Find every line in the records that holds the string "title". Copy each one.

↓↓↓

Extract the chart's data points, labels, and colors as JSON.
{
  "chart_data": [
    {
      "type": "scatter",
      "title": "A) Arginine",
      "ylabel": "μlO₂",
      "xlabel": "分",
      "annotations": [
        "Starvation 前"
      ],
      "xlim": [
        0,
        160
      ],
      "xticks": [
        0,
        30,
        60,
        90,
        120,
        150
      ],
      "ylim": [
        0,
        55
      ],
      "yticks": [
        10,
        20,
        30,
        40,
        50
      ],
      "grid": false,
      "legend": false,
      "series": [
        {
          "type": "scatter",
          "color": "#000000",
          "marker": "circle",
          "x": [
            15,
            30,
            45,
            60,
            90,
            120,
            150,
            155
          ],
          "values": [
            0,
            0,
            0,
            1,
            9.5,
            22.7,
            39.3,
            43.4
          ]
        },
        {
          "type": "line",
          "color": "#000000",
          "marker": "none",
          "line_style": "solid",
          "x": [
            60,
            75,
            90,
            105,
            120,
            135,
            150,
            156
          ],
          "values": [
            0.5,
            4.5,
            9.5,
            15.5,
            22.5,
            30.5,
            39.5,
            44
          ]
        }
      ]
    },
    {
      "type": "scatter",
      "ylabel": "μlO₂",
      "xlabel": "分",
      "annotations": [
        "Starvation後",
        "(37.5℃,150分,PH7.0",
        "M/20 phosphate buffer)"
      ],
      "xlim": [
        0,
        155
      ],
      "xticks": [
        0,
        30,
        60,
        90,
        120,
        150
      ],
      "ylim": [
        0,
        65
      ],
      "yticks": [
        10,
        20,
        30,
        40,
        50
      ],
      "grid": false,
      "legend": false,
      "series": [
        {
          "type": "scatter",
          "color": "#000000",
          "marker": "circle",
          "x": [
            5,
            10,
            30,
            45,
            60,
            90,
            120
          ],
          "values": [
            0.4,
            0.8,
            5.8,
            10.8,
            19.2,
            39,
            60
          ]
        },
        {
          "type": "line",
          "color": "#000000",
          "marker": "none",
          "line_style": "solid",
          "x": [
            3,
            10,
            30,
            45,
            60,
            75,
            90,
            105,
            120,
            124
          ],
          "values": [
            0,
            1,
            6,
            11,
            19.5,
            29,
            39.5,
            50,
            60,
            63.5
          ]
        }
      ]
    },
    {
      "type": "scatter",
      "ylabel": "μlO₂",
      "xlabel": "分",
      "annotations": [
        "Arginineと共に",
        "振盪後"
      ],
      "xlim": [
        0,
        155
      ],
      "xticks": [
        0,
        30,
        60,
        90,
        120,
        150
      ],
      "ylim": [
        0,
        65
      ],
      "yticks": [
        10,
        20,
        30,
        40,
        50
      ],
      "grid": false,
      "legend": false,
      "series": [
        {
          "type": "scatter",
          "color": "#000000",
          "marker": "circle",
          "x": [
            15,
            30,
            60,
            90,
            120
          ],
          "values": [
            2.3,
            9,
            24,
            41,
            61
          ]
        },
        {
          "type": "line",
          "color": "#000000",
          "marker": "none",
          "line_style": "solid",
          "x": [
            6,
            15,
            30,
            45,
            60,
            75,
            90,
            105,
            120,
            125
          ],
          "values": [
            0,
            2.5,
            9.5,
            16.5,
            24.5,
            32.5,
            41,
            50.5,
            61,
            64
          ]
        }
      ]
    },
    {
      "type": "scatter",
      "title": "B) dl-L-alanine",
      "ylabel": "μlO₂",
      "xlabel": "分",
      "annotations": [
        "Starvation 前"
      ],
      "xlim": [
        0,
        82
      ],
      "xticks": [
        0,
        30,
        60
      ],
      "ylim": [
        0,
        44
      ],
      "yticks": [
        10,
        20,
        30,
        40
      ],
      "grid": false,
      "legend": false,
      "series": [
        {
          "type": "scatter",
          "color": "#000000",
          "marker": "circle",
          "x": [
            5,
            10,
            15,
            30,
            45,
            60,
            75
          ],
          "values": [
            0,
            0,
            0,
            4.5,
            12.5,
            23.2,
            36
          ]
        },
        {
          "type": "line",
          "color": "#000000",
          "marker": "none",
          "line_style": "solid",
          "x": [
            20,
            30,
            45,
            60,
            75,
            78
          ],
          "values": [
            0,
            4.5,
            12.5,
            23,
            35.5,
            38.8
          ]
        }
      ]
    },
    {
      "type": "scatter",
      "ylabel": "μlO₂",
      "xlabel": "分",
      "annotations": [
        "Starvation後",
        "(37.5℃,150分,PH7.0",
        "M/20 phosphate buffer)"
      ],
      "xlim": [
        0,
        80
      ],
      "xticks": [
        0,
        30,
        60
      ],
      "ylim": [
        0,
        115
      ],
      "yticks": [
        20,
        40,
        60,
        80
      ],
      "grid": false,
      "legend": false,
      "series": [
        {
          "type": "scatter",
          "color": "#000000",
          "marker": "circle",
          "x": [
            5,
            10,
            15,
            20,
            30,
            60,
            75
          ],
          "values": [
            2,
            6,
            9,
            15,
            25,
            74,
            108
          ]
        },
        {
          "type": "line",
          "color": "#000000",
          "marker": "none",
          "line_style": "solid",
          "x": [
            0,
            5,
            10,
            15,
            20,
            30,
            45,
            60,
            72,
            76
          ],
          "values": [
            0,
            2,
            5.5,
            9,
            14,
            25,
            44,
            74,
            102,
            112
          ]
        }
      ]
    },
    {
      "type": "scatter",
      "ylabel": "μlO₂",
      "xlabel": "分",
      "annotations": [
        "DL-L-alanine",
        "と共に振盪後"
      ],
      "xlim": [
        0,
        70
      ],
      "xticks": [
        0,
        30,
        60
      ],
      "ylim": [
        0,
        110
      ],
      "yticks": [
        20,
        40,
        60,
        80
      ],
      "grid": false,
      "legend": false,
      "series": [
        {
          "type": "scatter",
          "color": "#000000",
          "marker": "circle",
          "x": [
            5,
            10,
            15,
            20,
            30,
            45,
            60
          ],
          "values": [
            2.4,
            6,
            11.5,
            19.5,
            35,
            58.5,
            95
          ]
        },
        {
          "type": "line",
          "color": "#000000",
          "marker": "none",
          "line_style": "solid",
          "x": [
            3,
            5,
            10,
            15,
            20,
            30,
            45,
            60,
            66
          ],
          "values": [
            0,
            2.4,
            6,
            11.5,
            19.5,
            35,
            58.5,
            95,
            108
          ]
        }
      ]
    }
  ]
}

↑↑↑

▶ **SOLUTION TO THIS EXERCISE**
      "title": "A) Arginine",
      "title": "B) dl-L-alanine",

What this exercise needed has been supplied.